■ Task details: Write the listing out again, all of it, word for word.

■ Entries provided:
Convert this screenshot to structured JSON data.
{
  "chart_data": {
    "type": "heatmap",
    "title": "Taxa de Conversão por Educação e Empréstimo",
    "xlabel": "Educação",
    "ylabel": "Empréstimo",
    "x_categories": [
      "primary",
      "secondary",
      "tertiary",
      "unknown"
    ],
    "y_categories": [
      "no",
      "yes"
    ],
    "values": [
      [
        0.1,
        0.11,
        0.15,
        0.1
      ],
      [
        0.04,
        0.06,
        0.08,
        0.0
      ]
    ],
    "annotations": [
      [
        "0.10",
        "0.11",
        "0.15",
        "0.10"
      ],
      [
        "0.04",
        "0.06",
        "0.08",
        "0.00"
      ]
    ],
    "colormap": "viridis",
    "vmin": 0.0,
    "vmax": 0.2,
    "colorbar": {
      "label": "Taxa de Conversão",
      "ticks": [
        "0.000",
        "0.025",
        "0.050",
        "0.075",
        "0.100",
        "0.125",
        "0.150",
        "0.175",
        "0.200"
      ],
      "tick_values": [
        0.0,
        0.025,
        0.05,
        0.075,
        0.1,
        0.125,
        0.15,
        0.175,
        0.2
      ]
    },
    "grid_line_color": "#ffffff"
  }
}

■ Task answer:
Convert this screenshot to structured JSON data.
{
  "chart_data": {
    "type": "heatmap",
    "title": "Taxa de Conversão por Educação e Empréstimo",
    "xlabel": "Educação",
    "ylabel": "Empréstimo",
    "x_categories": [
      "primary",
      "secondary",
      "tertiary",
      "unknown"
    ],
    "y_categories": [
      "no",
      "yes"
    ],
    "values": [
      [
        0.1,
        0.11,
        0.15,
        0.1
      ],
      [
        0.04,
        0.06,
        0.08,
        0.0
      ]
    ],
    "annotations": [
      [
        "0.10",
        "0.11",
        "0.15",
        "0.10"
      ],
      [
        "0.04",
        "0.06",
        "0.08",
        "0.00"
      ]
    ],
    "colormap": "viridis",
    "vmin": 0.0,
    "vmax": 0.2,
    "colorbar": {
      "label": "Taxa de Conversão",
      "ticks": [
        "0.000",
        "0.025",
        "0.050",
        "0.075",
        "0.100",
        "0.125",
        "0.150",
        "0.175",
        "0.200"
      ],
      "tick_values": [
        0.0,
        0.025,
        0.05,
        0.075,
        0.1,
        0.125,
        0.15,
        0.175,
        0.2
      ]
    },
    "grid_line_color": "#ffffff"
  }
}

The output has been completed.